Aim: Find each line holding "name" and copy it out.

Stored entries
%%

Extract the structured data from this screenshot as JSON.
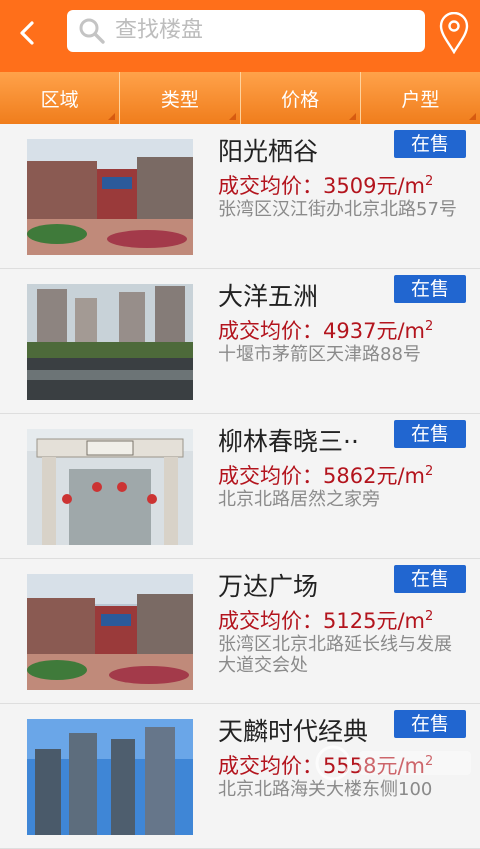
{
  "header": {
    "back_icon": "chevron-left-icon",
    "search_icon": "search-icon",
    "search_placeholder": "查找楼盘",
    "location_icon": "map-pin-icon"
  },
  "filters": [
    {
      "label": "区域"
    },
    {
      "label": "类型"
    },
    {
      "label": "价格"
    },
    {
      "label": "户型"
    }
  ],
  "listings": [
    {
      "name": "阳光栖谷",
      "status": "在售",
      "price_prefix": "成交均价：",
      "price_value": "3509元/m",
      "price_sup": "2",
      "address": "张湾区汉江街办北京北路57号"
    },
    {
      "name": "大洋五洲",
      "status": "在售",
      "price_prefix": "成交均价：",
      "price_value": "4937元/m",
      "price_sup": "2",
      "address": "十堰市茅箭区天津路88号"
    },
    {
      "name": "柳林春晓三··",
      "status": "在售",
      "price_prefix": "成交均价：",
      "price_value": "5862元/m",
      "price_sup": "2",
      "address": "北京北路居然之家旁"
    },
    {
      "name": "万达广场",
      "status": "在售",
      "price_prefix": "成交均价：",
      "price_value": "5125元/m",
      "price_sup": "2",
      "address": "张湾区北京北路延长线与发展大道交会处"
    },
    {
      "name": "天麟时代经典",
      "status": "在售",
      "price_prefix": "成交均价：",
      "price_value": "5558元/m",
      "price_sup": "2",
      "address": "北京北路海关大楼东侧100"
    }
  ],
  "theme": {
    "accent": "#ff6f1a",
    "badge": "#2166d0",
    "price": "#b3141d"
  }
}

%%

Task result:
      "name": "阳光栖谷",
      "name": "大洋五洲",
      "name": "柳林春晓三··",
      "name": "万达广场",
      "name": "天麟时代经典",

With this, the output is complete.